■ **TASK STATEMENT**:
Repeat each line word for word.

------------------------------------

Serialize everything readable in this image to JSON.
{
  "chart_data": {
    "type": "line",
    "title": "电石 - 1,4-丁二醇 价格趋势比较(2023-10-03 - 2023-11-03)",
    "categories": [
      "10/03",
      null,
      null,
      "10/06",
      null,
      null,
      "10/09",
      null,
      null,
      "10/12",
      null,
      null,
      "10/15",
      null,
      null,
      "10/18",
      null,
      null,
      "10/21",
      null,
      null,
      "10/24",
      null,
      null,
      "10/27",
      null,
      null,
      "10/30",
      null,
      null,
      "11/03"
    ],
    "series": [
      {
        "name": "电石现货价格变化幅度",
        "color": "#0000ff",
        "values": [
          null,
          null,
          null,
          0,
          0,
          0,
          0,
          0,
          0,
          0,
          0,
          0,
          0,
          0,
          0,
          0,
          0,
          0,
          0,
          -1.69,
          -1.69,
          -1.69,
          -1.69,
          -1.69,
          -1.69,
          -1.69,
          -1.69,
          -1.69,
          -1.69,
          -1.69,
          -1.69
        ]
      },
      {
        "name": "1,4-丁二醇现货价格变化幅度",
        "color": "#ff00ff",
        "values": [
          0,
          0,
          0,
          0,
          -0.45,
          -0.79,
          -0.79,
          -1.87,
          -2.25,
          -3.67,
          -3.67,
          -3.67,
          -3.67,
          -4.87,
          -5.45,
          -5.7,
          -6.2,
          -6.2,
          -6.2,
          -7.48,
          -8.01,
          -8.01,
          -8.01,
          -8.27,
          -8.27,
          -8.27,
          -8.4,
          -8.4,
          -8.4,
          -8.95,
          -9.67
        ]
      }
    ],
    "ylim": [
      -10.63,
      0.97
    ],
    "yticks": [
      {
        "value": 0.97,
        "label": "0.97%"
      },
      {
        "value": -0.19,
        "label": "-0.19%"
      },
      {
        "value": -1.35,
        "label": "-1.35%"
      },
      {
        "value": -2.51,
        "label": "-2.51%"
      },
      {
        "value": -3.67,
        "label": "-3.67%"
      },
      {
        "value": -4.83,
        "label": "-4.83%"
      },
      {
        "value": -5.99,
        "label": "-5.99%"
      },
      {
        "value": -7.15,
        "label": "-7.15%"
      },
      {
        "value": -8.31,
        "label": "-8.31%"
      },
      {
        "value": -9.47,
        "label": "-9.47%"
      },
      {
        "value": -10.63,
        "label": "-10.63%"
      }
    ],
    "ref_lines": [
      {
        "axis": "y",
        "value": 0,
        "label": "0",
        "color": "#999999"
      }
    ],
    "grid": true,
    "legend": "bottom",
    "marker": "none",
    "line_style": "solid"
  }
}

------------------------------------

■ **SOLUTION**:
Serialize everything readable in this image to JSON.
{
  "chart_data": {
    "type": "line",
    "title": "电石 - 1,4-丁二醇 价格趋势比较(2023-10-03 - 2023-11-03)",
    "categories": [
      "10/03",
      null,
      null,
      "10/06",
      null,
      null,
      "10/09",
      null,
      null,
      "10/12",
      null,
      null,
      "10/15",
      null,
      null,
      "10/18",
      null,
      null,
      "10/21",
      null,
      null,
      "10/24",
      null,
      null,
      "10/27",
      null,
      null,
      "10/30",
      null,
      null,
      "11/03"
    ],
    "series": [
      {
        "name": "电石现货价格变化幅度",
        "color": "#0000ff",
        "values": [
          null,
          null,
          null,
          0,
          0,
          0,
          0,
          0,
          0,
          0,
          0,
          0,
          0,
          0,
          0,
          0,
          0,
          0,
          0,
          -1.69,
          -1.69,
          -1.69,
          -1.69,
          -1.69,
          -1.69,
          -1.69,
          -1.69,
          -1.69,
          -1.69,
          -1.69,
          -1.69
        ]
      },
      {
        "name": "1,4-丁二醇现货价格变化幅度",
        "color": "#ff00ff",
        "values": [
          0,
          0,
          0,
          0,
          -0.45,
          -0.79,
          -0.79,
          -1.87,
          -2.25,
          -3.67,
          -3.67,
          -3.67,
          -3.67,
          -4.87,
          -5.45,
          -5.7,
          -6.2,
          -6.2,
          -6.2,
          -7.48,
          -8.01,
          -8.01,
          -8.01,
          -8.27,
          -8.27,
          -8.27,
          -8.4,
          -8.4,
          -8.4,
          -8.95,
          -9.67
        ]
      }
    ],
    "ylim": [
      -10.63,
      0.97
    ],
    "yticks": [
      {
        "value": 0.97,
        "label": "0.97%"
      },
      {
        "value": -0.19,
        "label": "-0.19%"
      },
      {
        "value": -1.35,
        "label": "-1.35%"
      },
      {
        "value": -2.51,
        "label": "-2.51%"
      },
      {
        "value": -3.67,
        "label": "-3.67%"
      },
      {
        "value": -4.83,
        "label": "-4.83%"
      },
      {
        "value": -5.99,
        "label": "-5.99%"
      },
      {
        "value": -7.15,
        "label": "-7.15%"
      },
      {
        "value": -8.31,
        "label": "-8.31%"
      },
      {
        "value": -9.47,
        "label": "-9.47%"
      },
      {
        "value": -10.63,
        "label": "-10.63%"
      }
    ],
    "ref_lines": [
      {
        "axis": "y",
        "value": 0,
        "label": "0",
        "color": "#999999"
      }
    ],
    "grid": true,
    "legend": "bottom",
    "marker": "none",
    "line_style": "solid"
  }
}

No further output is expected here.